◆ Task:
Go through the entries and say how many lines contain the string "Αὐτοκρατορίας". The number is the whole answer.

--- Start of Provided material ---

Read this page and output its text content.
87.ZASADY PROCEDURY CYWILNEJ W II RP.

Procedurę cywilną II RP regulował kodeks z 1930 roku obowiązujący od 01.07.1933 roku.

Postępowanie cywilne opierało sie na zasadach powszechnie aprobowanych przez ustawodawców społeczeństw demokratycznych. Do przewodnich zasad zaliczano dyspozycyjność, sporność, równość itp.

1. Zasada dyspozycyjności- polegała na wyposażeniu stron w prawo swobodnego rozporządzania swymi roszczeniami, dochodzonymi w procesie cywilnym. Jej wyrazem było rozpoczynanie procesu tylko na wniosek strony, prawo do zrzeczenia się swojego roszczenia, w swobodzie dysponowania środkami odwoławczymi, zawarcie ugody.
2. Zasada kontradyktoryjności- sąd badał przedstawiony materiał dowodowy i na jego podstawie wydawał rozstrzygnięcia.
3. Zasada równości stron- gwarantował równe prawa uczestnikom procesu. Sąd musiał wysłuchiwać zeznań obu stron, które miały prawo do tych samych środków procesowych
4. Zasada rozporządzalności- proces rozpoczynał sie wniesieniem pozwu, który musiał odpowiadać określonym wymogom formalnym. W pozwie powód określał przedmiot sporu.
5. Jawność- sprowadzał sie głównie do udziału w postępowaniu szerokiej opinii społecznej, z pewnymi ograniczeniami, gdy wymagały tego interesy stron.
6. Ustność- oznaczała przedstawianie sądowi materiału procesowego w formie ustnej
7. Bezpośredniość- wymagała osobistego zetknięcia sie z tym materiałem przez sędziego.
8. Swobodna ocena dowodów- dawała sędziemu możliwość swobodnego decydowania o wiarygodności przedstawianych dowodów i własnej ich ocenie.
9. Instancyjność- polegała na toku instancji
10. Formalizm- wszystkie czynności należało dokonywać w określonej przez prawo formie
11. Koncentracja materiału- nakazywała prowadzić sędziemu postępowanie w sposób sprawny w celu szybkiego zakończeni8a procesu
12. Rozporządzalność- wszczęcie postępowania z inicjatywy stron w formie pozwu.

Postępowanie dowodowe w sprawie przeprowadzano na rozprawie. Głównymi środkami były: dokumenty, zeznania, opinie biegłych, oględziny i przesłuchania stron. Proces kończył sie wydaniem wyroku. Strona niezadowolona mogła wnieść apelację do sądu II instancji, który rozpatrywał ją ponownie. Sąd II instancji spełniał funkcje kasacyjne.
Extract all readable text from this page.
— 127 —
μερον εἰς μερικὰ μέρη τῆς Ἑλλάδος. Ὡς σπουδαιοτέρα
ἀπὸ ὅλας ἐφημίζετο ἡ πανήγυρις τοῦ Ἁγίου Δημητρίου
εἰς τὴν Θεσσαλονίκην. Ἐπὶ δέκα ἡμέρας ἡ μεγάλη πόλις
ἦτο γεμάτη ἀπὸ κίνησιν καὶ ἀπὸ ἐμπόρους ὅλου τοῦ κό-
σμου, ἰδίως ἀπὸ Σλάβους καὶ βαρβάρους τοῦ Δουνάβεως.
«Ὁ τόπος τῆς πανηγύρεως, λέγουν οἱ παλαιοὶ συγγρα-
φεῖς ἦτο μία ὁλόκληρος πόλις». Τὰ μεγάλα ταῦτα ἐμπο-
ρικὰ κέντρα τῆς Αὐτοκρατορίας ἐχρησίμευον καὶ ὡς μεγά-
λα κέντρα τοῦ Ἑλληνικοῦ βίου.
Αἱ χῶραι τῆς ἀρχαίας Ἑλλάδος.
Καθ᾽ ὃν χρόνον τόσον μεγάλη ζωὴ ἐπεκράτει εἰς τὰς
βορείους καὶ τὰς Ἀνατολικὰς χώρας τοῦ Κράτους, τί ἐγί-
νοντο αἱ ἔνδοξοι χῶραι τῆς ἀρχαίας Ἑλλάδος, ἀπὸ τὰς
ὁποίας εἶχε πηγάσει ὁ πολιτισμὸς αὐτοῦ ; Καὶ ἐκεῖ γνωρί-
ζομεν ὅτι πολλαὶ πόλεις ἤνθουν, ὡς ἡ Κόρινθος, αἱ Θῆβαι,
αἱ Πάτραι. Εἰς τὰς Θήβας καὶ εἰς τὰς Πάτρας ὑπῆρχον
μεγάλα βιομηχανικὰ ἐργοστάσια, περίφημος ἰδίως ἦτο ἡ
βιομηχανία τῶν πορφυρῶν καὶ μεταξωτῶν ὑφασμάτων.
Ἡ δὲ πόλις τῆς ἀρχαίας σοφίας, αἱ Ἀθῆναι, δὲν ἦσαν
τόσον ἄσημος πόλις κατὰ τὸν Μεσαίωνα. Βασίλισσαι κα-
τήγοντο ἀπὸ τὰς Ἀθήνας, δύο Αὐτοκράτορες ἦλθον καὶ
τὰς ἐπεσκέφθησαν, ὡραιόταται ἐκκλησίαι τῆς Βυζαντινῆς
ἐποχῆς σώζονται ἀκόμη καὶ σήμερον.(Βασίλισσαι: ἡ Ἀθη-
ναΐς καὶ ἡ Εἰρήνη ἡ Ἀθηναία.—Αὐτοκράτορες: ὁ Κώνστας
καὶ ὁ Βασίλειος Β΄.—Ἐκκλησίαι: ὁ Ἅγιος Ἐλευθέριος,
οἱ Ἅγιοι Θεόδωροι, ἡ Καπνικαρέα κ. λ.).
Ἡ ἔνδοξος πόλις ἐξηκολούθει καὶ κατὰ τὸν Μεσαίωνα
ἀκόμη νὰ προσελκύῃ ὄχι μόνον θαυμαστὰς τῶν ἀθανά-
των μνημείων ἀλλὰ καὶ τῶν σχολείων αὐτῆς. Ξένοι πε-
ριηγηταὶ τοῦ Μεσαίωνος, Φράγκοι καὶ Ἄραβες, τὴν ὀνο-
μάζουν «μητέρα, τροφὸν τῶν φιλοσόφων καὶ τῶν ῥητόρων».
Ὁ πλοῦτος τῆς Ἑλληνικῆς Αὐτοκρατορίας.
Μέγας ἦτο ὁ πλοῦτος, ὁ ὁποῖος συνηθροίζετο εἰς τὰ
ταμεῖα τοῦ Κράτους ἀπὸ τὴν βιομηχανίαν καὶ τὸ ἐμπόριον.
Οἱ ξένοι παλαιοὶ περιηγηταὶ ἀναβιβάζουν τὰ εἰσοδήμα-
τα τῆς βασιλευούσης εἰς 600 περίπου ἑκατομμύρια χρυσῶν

--- End of Provided material ---

◆ Problem solution:
2